## EXERCISE INSTRUCTIONS
Find the number of lines below in which the word "JSON" appears, and write that number only.

+++ DATASET EXTRACT

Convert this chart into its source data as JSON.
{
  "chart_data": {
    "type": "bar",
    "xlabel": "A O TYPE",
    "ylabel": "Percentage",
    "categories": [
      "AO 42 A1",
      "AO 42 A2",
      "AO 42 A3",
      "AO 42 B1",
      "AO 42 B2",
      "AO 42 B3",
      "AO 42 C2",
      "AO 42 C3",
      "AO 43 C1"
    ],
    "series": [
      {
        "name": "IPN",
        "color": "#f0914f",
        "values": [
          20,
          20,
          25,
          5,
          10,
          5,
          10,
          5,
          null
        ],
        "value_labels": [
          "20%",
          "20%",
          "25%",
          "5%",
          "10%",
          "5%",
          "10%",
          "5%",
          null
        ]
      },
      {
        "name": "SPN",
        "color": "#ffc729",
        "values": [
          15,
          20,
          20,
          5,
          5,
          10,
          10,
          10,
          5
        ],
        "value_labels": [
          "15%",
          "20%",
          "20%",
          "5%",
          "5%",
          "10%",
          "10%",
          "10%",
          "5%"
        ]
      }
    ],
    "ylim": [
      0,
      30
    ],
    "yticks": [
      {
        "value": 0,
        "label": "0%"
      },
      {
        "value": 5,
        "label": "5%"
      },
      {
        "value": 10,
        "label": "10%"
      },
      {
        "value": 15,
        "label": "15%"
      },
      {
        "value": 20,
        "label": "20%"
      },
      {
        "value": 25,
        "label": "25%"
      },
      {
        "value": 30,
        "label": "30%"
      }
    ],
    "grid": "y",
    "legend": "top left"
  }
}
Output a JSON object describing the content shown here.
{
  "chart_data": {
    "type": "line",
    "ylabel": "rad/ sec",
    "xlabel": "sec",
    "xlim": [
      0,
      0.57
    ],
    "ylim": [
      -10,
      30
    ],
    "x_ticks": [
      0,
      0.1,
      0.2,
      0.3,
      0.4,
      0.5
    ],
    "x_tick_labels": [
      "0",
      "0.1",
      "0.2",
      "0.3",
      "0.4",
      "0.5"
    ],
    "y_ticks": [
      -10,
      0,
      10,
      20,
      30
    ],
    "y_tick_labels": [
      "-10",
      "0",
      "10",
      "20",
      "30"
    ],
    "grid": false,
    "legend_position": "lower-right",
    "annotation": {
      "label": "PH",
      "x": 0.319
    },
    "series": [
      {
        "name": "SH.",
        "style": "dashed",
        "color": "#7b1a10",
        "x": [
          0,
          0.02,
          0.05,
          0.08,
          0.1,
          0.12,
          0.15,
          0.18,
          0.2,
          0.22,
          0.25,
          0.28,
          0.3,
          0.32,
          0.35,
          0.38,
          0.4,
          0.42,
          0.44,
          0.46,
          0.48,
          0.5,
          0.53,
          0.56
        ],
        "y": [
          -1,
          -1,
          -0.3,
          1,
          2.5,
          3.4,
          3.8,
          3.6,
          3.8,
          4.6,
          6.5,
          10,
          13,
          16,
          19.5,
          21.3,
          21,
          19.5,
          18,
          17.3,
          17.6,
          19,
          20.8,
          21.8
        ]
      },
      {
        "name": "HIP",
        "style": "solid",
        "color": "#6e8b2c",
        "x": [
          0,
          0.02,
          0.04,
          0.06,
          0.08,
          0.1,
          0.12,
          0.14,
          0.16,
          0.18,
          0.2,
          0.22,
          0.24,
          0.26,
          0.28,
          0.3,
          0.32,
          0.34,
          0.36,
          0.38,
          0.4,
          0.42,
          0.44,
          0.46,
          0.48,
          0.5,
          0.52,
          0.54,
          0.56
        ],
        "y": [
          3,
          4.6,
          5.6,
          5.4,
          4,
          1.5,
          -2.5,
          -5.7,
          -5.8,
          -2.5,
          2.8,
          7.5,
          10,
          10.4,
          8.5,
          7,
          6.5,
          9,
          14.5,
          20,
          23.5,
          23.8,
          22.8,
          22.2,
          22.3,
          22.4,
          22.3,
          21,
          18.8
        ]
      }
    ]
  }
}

++++++

## RESULT
2